Entries with figure data
• • • •
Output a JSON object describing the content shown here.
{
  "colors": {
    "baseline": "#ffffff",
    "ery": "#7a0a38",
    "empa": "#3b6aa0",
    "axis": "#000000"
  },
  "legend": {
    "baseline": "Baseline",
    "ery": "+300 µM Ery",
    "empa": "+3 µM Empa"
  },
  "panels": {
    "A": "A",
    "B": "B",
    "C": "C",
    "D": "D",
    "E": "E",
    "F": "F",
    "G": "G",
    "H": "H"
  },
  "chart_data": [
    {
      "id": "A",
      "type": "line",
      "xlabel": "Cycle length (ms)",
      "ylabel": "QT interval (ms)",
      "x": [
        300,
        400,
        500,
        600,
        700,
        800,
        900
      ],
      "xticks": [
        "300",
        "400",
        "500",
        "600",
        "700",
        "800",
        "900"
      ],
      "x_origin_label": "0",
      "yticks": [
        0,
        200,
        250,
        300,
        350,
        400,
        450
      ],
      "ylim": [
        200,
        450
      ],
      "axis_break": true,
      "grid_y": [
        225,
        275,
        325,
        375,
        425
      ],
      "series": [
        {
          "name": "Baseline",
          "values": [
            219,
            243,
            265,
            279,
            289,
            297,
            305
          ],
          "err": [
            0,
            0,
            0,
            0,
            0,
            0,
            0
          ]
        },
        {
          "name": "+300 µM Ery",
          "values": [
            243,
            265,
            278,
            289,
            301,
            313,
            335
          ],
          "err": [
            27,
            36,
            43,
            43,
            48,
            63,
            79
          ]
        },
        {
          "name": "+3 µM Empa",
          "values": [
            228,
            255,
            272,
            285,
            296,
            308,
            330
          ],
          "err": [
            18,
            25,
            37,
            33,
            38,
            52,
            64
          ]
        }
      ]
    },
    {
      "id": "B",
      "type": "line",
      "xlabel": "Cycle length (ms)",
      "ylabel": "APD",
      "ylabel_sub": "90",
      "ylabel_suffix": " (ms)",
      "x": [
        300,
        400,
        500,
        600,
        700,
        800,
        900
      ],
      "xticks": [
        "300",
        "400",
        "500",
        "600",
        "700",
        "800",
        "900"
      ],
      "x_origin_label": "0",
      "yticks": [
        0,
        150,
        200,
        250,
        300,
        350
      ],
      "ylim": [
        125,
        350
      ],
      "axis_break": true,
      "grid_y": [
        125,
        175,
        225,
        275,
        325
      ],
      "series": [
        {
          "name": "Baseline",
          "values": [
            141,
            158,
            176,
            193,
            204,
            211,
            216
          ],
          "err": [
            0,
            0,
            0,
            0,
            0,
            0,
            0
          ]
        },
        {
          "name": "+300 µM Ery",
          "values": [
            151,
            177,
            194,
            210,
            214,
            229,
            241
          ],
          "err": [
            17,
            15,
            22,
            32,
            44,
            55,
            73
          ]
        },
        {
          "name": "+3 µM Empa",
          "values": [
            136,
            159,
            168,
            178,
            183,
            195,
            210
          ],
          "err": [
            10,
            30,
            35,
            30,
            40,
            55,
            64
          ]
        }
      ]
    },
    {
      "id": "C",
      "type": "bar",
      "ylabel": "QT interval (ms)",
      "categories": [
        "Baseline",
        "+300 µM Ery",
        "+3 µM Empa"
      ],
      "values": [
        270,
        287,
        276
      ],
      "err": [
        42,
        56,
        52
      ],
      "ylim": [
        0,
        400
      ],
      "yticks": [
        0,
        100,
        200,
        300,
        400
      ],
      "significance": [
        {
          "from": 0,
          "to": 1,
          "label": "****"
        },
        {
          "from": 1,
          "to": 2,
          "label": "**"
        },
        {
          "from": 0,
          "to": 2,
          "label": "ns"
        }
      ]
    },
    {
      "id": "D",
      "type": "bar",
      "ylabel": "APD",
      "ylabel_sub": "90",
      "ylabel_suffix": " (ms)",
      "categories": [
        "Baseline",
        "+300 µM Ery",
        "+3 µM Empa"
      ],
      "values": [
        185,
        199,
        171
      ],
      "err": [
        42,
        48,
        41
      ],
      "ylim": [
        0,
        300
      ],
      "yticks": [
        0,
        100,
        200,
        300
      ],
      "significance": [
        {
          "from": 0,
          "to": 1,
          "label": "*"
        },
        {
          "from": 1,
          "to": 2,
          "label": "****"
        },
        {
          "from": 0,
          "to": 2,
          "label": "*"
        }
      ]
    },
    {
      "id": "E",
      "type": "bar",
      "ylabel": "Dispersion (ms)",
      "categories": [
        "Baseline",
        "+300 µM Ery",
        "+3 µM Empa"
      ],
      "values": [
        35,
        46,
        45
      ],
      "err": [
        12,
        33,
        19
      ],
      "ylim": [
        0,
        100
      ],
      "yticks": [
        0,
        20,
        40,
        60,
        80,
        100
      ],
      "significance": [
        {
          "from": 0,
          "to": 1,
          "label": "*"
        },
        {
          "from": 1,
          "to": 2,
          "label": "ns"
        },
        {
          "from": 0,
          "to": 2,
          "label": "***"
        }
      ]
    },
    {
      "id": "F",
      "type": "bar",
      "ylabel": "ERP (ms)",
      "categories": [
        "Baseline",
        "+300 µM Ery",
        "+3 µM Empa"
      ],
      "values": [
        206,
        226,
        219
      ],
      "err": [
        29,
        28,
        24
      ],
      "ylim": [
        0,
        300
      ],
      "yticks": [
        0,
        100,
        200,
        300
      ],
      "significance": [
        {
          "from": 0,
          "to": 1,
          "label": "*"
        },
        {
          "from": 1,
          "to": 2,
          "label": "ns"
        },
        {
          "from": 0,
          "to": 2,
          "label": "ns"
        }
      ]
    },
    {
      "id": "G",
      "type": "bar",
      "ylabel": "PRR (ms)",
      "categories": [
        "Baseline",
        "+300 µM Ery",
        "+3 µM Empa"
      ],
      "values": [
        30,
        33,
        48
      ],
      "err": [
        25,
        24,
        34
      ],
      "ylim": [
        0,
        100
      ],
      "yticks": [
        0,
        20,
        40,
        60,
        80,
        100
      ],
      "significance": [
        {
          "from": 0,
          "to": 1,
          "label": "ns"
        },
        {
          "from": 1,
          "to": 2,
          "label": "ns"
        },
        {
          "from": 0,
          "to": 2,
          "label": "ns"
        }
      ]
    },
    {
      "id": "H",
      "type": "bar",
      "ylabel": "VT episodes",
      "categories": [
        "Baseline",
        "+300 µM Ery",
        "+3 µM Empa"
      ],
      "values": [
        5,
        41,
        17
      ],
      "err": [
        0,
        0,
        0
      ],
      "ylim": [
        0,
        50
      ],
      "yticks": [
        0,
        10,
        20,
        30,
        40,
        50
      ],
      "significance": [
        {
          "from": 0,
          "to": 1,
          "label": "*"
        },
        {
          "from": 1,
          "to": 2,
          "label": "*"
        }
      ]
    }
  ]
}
• • • •
All of the data shown above must be copied exactly.

_TASK RESPONSE_
Output a JSON object describing the content shown here.
{
  "colors": {
    "baseline": "#ffffff",
    "ery": "#7a0a38",
    "empa": "#3b6aa0",
    "axis": "#000000"
  },
  "legend": {
    "baseline": "Baseline",
    "ery": "+300 µM Ery",
    "empa": "+3 µM Empa"
  },
  "panels": {
    "A": "A",
    "B": "B",
    "C": "C",
    "D": "D",
    "E": "E",
    "F": "F",
    "G": "G",
    "H": "H"
  },
  "chart_data": [
    {
      "id": "A",
      "type": "line",
      "xlabel": "Cycle length (ms)",
      "ylabel": "QT interval (ms)",
      "x": [
        300,
        400,
        500,
        600,
        700,
        800,
        900
      ],
      "xticks": [
        "300",
        "400",
        "500",
        "600",
        "700",
        "800",
        "900"
      ],
      "x_origin_label": "0",
      "yticks": [
        0,
        200,
        250,
        300,
        350,
        400,
        450
      ],
      "ylim": [
        200,
        450
      ],
      "axis_break": true,
      "grid_y": [
        225,
        275,
        325,
        375,
        425
      ],
      "series": [
        {
          "name": "Baseline",
          "values": [
            219,
            243,
            265,
            279,
            289,
            297,
            305
          ],
          "err": [
            0,
            0,
            0,
            0,
            0,
            0,
            0
          ]
        },
        {
          "name": "+300 µM Ery",
          "values": [
            243,
            265,
            278,
            289,
            301,
            313,
            335
          ],
          "err": [
            27,
            36,
            43,
            43,
            48,
            63,
            79
          ]
        },
        {
          "name": "+3 µM Empa",
          "values": [
            228,
            255,
            272,
            285,
            296,
            308,
            330
          ],
          "err": [
            18,
            25,
            37,
            33,
            38,
            52,
            64
          ]
        }
      ]
    },
    {
      "id": "B",
      "type": "line",
      "xlabel": "Cycle length (ms)",
      "ylabel": "APD",
      "ylabel_sub": "90",
      "ylabel_suffix": " (ms)",
      "x": [
        300,
        400,
        500,
        600,
        700,
        800,
        900
      ],
      "xticks": [
        "300",
        "400",
        "500",
        "600",
        "700",
        "800",
        "900"
      ],
      "x_origin_label": "0",
      "yticks": [
        0,
        150,
        200,
        250,
        300,
        350
      ],
      "ylim": [
        125,
        350
      ],
      "axis_break": true,
      "grid_y": [
        125,
        175,
        225,
        275,
        325
      ],
      "series": [
        {
          "name": "Baseline",
          "values": [
            141,
            158,
            176,
            193,
            204,
            211,
            216
          ],
          "err": [
            0,
            0,
            0,
            0,
            0,
            0,
            0
          ]
        },
        {
          "name": "+300 µM Ery",
          "values": [
            151,
            177,
            194,
            210,
            214,
            229,
            241
          ],
          "err": [
            17,
            15,
            22,
            32,
            44,
            55,
            73
          ]
        },
        {
          "name": "+3 µM Empa",
          "values": [
            136,
            159,
            168,
            178,
            183,
            195,
            210
          ],
          "err": [
            10,
            30,
            35,
            30,
            40,
            55,
            64
          ]
        }
      ]
    },
    {
      "id": "C",
      "type": "bar",
      "ylabel": "QT interval (ms)",
      "categories": [
        "Baseline",
        "+300 µM Ery",
        "+3 µM Empa"
      ],
      "values": [
        270,
        287,
        276
      ],
      "err": [
        42,
        56,
        52
      ],
      "ylim": [
        0,
        400
      ],
      "yticks": [
        0,
        100,
        200,
        300,
        400
      ],
      "significance": [
        {
          "from": 0,
          "to": 1,
          "label": "****"
        },
        {
          "from": 1,
          "to": 2,
          "label": "**"
        },
        {
          "from": 0,
          "to": 2,
          "label": "ns"
        }
      ]
    },
    {
      "id": "D",
      "type": "bar",
      "ylabel": "APD",
      "ylabel_sub": "90",
      "ylabel_suffix": " (ms)",
      "categories": [
        "Baseline",
        "+300 µM Ery",
        "+3 µM Empa"
      ],
      "values": [
        185,
        199,
        171
      ],
      "err": [
        42,
        48,
        41
      ],
      "ylim": [
        0,
        300
      ],
      "yticks": [
        0,
        100,
        200,
        300
      ],
      "significance": [
        {
          "from": 0,
          "to": 1,
          "label": "*"
        },
        {
          "from": 1,
          "to": 2,
          "label": "****"
        },
        {
          "from": 0,
          "to": 2,
          "label": "*"
        }
      ]
    },
    {
      "id": "E",
      "type": "bar",
      "ylabel": "Dispersion (ms)",
      "categories": [
        "Baseline",
        "+300 µM Ery",
        "+3 µM Empa"
      ],
      "values": [
        35,
        46,
        45
      ],
      "err": [
        12,
        33,
        19
      ],
      "ylim": [
        0,
        100
      ],
      "yticks": [
        0,
        20,
        40,
        60,
        80,
        100
      ],
      "significance": [
        {
          "from": 0,
          "to": 1,
          "label": "*"
        },
        {
          "from": 1,
          "to": 2,
          "label": "ns"
        },
        {
          "from": 0,
          "to": 2,
          "label": "***"
        }
      ]
    },
    {
      "id": "F",
      "type": "bar",
      "ylabel": "ERP (ms)",
      "categories": [
        "Baseline",
        "+300 µM Ery",
        "+3 µM Empa"
      ],
      "values": [
        206,
        226,
        219
      ],
      "err": [
        29,
        28,
        24
      ],
      "ylim": [
        0,
        300
      ],
      "yticks": [
        0,
        100,
        200,
        300
      ],
      "significance": [
        {
          "from": 0,
          "to": 1,
          "label": "*"
        },
        {
          "from": 1,
          "to": 2,
          "label": "ns"
        },
        {
          "from": 0,
          "to": 2,
          "label": "ns"
        }
      ]
    },
    {
      "id": "G",
      "type": "bar",
      "ylabel": "PRR (ms)",
      "categories": [
        "Baseline",
        "+300 µM Ery",
        "+3 µM Empa"
      ],
      "values": [
        30,
        33,
        48
      ],
      "err": [
        25,
        24,
        34
      ],
      "ylim": [
        0,
        100
      ],
      "yticks": [
        0,
        20,
        40,
        60,
        80,
        100
      ],
      "significance": [
        {
          "from": 0,
          "to": 1,
          "label": "ns"
        },
        {
          "from": 1,
          "to": 2,
          "label": "ns"
        },
        {
          "from": 0,
          "to": 2,
          "label": "ns"
        }
      ]
    },
    {
      "id": "H",
      "type": "bar",
      "ylabel": "VT episodes",
      "categories": [
        "Baseline",
        "+300 µM Ery",
        "+3 µM Empa"
      ],
      "values": [
        5,
        41,
        17
      ],
      "err": [
        0,
        0,
        0
      ],
      "ylim": [
        0,
        50
      ],
      "yticks": [
        0,
        10,
        20,
        30,
        40,
        50
      ],
      "significance": [
        {
          "from": 0,
          "to": 1,
          "label": "*"
        },
        {
          "from": 1,
          "to": 2,
          "label": "*"
        }
      ]
    }
  ]
}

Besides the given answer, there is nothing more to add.